→ **Material**

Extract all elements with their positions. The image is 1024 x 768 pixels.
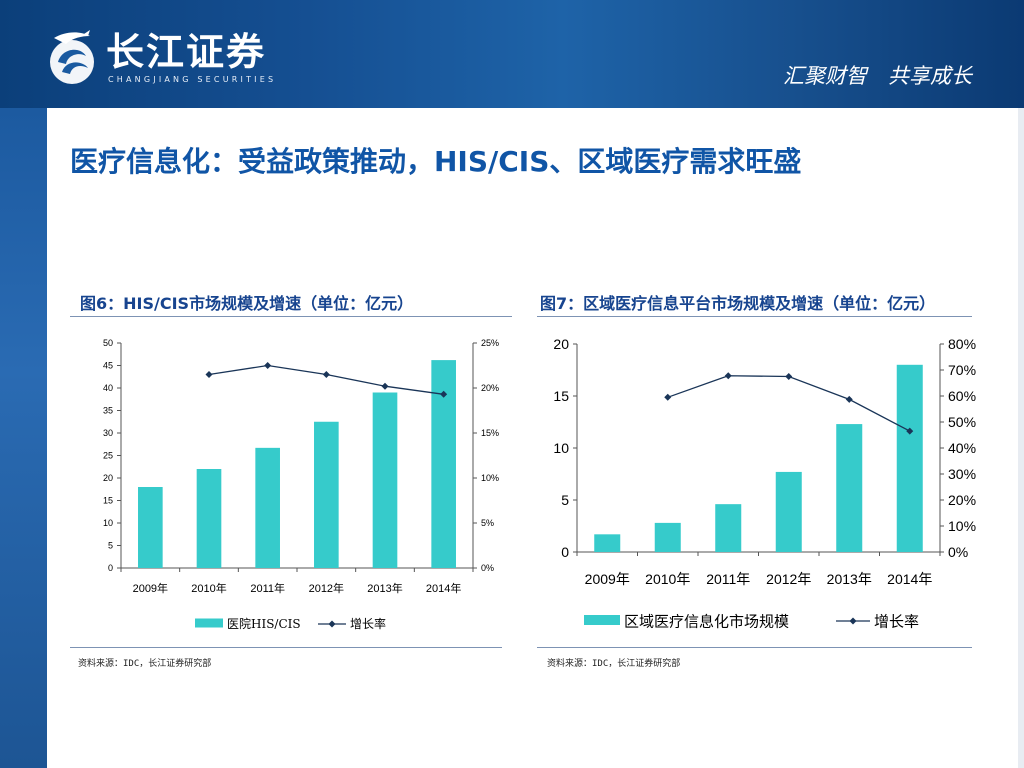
- fig6-y-right-tick-label: 25%: [481, 338, 499, 348]
- fig7-y-right-tick-label: 20%: [948, 492, 976, 508]
- fig7-x-tick-label: 2012年: [766, 571, 811, 587]
- fig6-growth-point: [440, 390, 448, 398]
- fig6-growth-point: [381, 382, 389, 390]
- fig6-x-tick-label: 2014年: [426, 581, 461, 595]
- fig6-y-right-tick-label: 10%: [481, 473, 499, 483]
- fig7-x-tick-label: 2011年: [706, 571, 750, 587]
- fig6-y-left-tick-label: 0: [108, 563, 113, 573]
- fig7-x-tick-label: 2009年: [585, 571, 630, 587]
- figure-6-caption: 图6：HIS/CIS市场规模及增速（单位：亿元）: [80, 294, 414, 313]
- company-logo: 长江证券 CHANGJIANG SECURITIES: [44, 28, 284, 90]
- figure-7-source: 资料来源：IDC，长江证券研究部: [547, 659, 681, 669]
- figure-7-bottom-rule: [537, 647, 972, 648]
- fig7-bar: [654, 522, 681, 552]
- figure-7-caption: 图7：区域医疗信息平台市场规模及增速（单位：亿元）: [540, 294, 936, 313]
- fig7-growth-point: [906, 427, 914, 435]
- fig6-y-left-tick-label: 40: [103, 383, 113, 393]
- fig6-y-right-tick-label: 20%: [481, 383, 499, 393]
- page-title: 医疗信息化：受益政策推动，HIS/CIS、区域医疗需求旺盛: [70, 145, 802, 178]
- fig6-y-left-tick-label: 20: [103, 473, 113, 483]
- fig6-bar: [138, 487, 163, 568]
- fig6-y-left-tick-label: 50: [103, 338, 113, 348]
- fig7-growth-point: [785, 373, 793, 380]
- fig7-x-tick-label: 2013年: [827, 571, 872, 587]
- fig6-x-tick-label: 2010年: [191, 581, 226, 595]
- fig6-x-tick-label: 2012年: [309, 581, 344, 595]
- figure-7-top-rule: [537, 316, 972, 317]
- figure-6-bottom-rule: [70, 647, 502, 648]
- fig6-legend-bar-swatch: [195, 618, 223, 628]
- fig6-y-left-tick-label: 30: [103, 428, 113, 438]
- figure-6-source: 资料来源：IDC，长江证券研究部: [78, 659, 212, 669]
- fig7-y-right-tick-label: 70%: [948, 362, 976, 378]
- fig6-bar: [314, 421, 339, 568]
- fig6-bar: [196, 469, 222, 568]
- fig6-y-left-tick-label: 35: [103, 406, 113, 416]
- fig7-y-left-tick-label: 10: [553, 440, 569, 456]
- fig7-x-tick-label: 2014年: [887, 571, 932, 587]
- fig6-legend-line-label: 增长率: [350, 616, 386, 631]
- fig7-bar: [896, 364, 923, 552]
- fig6-growth-point: [205, 371, 213, 378]
- fig6-growth-point: [264, 362, 272, 369]
- fig7-y-left-tick-label: 20: [553, 336, 569, 352]
- fig7-bar: [836, 424, 863, 552]
- fig6-x-tick-label: 2009年: [133, 581, 168, 595]
- header-slogan: 汇聚财智 共享成长: [783, 64, 972, 88]
- fig7-bar: [775, 471, 802, 552]
- fig6-bar: [372, 392, 398, 568]
- fig6-y-left-tick-label: 25: [103, 451, 113, 461]
- fig7-y-left-tick-label: 0: [561, 544, 569, 560]
- fig6-x-tick-label: 2013年: [367, 581, 402, 595]
- fig7-legend-bar-swatch: [584, 615, 620, 625]
- fig6-y-left-tick-label: 15: [103, 496, 113, 506]
- fig7-y-right-tick-label: 50%: [948, 414, 976, 430]
- fig7-growth-point: [845, 395, 853, 403]
- fig6-y-left-tick-label: 45: [103, 361, 113, 371]
- logo-chinese-name: 长江证券: [106, 29, 267, 74]
- logo-english-name: CHANGJIANG SECURITIES: [108, 75, 277, 84]
- fig6-y-left-tick-label: 5: [108, 541, 113, 551]
- fig6-y-right-tick-label: 15%: [481, 428, 499, 438]
- fig7-y-right-tick-label: 0%: [948, 544, 968, 560]
- header-banner: [0, 0, 1024, 108]
- fig6-x-tick-label: 2011年: [250, 581, 285, 595]
- fig7-legend-line-marker: [849, 617, 857, 625]
- fig7-bar: [715, 504, 742, 552]
- fig7-bar: [594, 534, 621, 552]
- fig7-y-right-tick-label: 10%: [948, 518, 976, 534]
- fig7-legend-bar-label: 区域医疗信息化市场规模: [624, 612, 789, 630]
- fig6-bar: [255, 447, 280, 568]
- fig7-x-tick-label: 2010年: [645, 571, 690, 587]
- fig6-growth-point: [322, 371, 330, 378]
- logo-emblem-icon: [50, 30, 94, 84]
- right-edge-shadow: [1018, 108, 1024, 768]
- fig7-growth-point: [724, 372, 732, 380]
- fig7-y-right-tick-label: 80%: [948, 336, 976, 352]
- fig6-y-right-tick-label: 0%: [481, 563, 494, 573]
- figure-6-top-rule: [70, 316, 512, 317]
- fig7-y-right-tick-label: 60%: [948, 388, 976, 404]
- left-decor-band: [0, 108, 47, 768]
- fig6-y-right-tick-label: 5%: [481, 518, 494, 528]
- fig7-legend-line-label: 增长率: [874, 612, 919, 630]
- fig7-growth-line: [667, 375, 911, 432]
- fig7-growth-point: [664, 393, 672, 401]
- fig7-y-right-tick-label: 30%: [948, 466, 976, 482]
- fig6-y-left-tick-label: 10: [103, 518, 113, 528]
- fig7-y-left-tick-label: 15: [553, 388, 569, 404]
- fig7-y-right-tick-label: 40%: [948, 440, 976, 456]
- fig6-legend-line-marker: [328, 620, 336, 628]
- fig7-y-left-tick-label: 5: [561, 492, 569, 508]
- fig6-legend-bar-label: 医院HIS/CIS: [227, 617, 301, 631]
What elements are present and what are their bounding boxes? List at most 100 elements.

→ **Instructions to follow**
Reproduce every line of the material above verbatim, omitting the picture.

→ **Answer to the task**
Extract all elements with their positions. The image is 1024 x 768 pixels.
- fig6-y-right-tick-label: 25%: [481, 338, 499, 348]
- fig7-y-right-tick-label: 20%: [948, 492, 976, 508]
- fig7-x-tick-label: 2012年: [766, 571, 811, 587]
- fig6-growth-point: [440, 390, 448, 398]
- fig6-growth-point: [381, 382, 389, 390]
- fig6-x-tick-label: 2014年: [426, 581, 461, 595]
- fig6-y-right-tick-label: 10%: [481, 473, 499, 483]
- fig7-x-tick-label: 2011年: [706, 571, 750, 587]
- fig6-y-left-tick-label: 0: [108, 563, 113, 573]
- fig7-x-tick-label: 2009年: [585, 571, 630, 587]
- figure-6-caption: 图6：HIS/CIS市场规模及增速（单位：亿元）: [80, 294, 414, 313]
- company-logo: 长江证券 CHANGJIANG SECURITIES: [44, 28, 284, 90]
- figure-7-source: 资料来源：IDC，长江证券研究部: [547, 659, 681, 669]
- figure-7-bottom-rule: [537, 647, 972, 648]
- fig7-bar: [654, 522, 681, 552]
- figure-7-caption: 图7：区域医疗信息平台市场规模及增速（单位：亿元）: [540, 294, 936, 313]
- fig7-growth-point: [906, 427, 914, 435]
- fig6-y-left-tick-label: 40: [103, 383, 113, 393]
- fig6-y-right-tick-label: 20%: [481, 383, 499, 393]
- page-title: 医疗信息化：受益政策推动，HIS/CIS、区域医疗需求旺盛: [70, 145, 802, 178]
- fig6-y-left-tick-label: 20: [103, 473, 113, 483]
- fig6-bar: [138, 487, 163, 568]
- fig6-y-left-tick-label: 50: [103, 338, 113, 348]
- fig7-growth-point: [785, 373, 793, 380]
- fig7-x-tick-label: 2013年: [827, 571, 872, 587]
- fig6-x-tick-label: 2010年: [191, 581, 226, 595]
- fig6-x-tick-label: 2012年: [309, 581, 344, 595]
- figure-7-top-rule: [537, 316, 972, 317]
- figure-6-bottom-rule: [70, 647, 502, 648]
- fig6-legend-bar-swatch: [195, 618, 223, 628]
- fig6-y-left-tick-label: 30: [103, 428, 113, 438]
- figure-6-source: 资料来源：IDC，长江证券研究部: [78, 659, 212, 669]
- fig7-y-right-tick-label: 70%: [948, 362, 976, 378]
- fig6-bar: [314, 421, 339, 568]
- fig6-bar: [196, 469, 222, 568]
- fig6-y-left-tick-label: 35: [103, 406, 113, 416]
- fig7-y-left-tick-label: 10: [553, 440, 569, 456]
- fig7-x-tick-label: 2014年: [887, 571, 932, 587]
- fig6-legend-line-label: 增长率: [350, 616, 386, 631]
- fig7-bar: [896, 364, 923, 552]
- fig6-growth-point: [205, 371, 213, 378]
- fig6-growth-point: [264, 362, 272, 369]
- fig7-y-left-tick-label: 20: [553, 336, 569, 352]
- fig7-bar: [836, 424, 863, 552]
- fig6-x-tick-label: 2009年: [133, 581, 168, 595]
- header-slogan: 汇聚财智 共享成长: [783, 64, 972, 88]
- fig7-bar: [775, 471, 802, 552]
- fig6-bar: [372, 392, 398, 568]
- fig6-y-left-tick-label: 25: [103, 451, 113, 461]
- fig7-y-left-tick-label: 0: [561, 544, 569, 560]
- fig6-x-tick-label: 2013年: [367, 581, 402, 595]
- fig7-legend-bar-swatch: [584, 615, 620, 625]
- fig6-y-left-tick-label: 15: [103, 496, 113, 506]
- fig7-y-right-tick-label: 50%: [948, 414, 976, 430]
- fig7-growth-point: [845, 395, 853, 403]
- fig6-y-left-tick-label: 45: [103, 361, 113, 371]
- logo-chinese-name: 长江证券: [106, 29, 267, 74]
- logo-english-name: CHANGJIANG SECURITIES: [108, 75, 277, 84]
- fig6-y-left-tick-label: 5: [108, 541, 113, 551]
- fig6-y-right-tick-label: 15%: [481, 428, 499, 438]
- fig7-y-right-tick-label: 0%: [948, 544, 968, 560]
- header-banner: [0, 0, 1024, 108]
- fig6-x-tick-label: 2011年: [250, 581, 285, 595]
- fig7-legend-line-marker: [849, 617, 857, 625]
- fig7-bar: [715, 504, 742, 552]
- fig7-bar: [594, 534, 621, 552]
- fig7-y-right-tick-label: 10%: [948, 518, 976, 534]
- fig7-legend-bar-label: 区域医疗信息化市场规模: [624, 612, 789, 630]
- fig6-bar: [255, 447, 280, 568]
- fig7-x-tick-label: 2010年: [645, 571, 690, 587]
- fig6-growth-point: [322, 371, 330, 378]
- logo-emblem-icon: [50, 30, 94, 84]
- right-edge-shadow: [1018, 108, 1024, 768]
- fig7-growth-point: [724, 372, 732, 380]
- fig7-y-right-tick-label: 80%: [948, 336, 976, 352]
- fig6-y-right-tick-label: 0%: [481, 563, 494, 573]
- figure-6-top-rule: [70, 316, 512, 317]
- fig7-y-right-tick-label: 60%: [948, 388, 976, 404]
- left-decor-band: [0, 108, 47, 768]
- fig6-y-right-tick-label: 5%: [481, 518, 494, 528]
- fig7-legend-line-label: 增长率: [874, 612, 919, 630]
- fig7-growth-line: [667, 375, 911, 432]
- fig7-growth-point: [664, 393, 672, 401]
- fig7-y-right-tick-label: 30%: [948, 466, 976, 482]
- fig6-y-left-tick-label: 10: [103, 518, 113, 528]
- fig7-y-left-tick-label: 15: [553, 388, 569, 404]
- fig7-y-right-tick-label: 40%: [948, 440, 976, 456]
- fig6-legend-line-marker: [328, 620, 336, 628]
- fig7-y-left-tick-label: 5: [561, 492, 569, 508]
- fig6-legend-bar-label: 医院HIS/CIS: [227, 617, 301, 631]
What elements are present and what are their bounding boxes? List at most 100 elements.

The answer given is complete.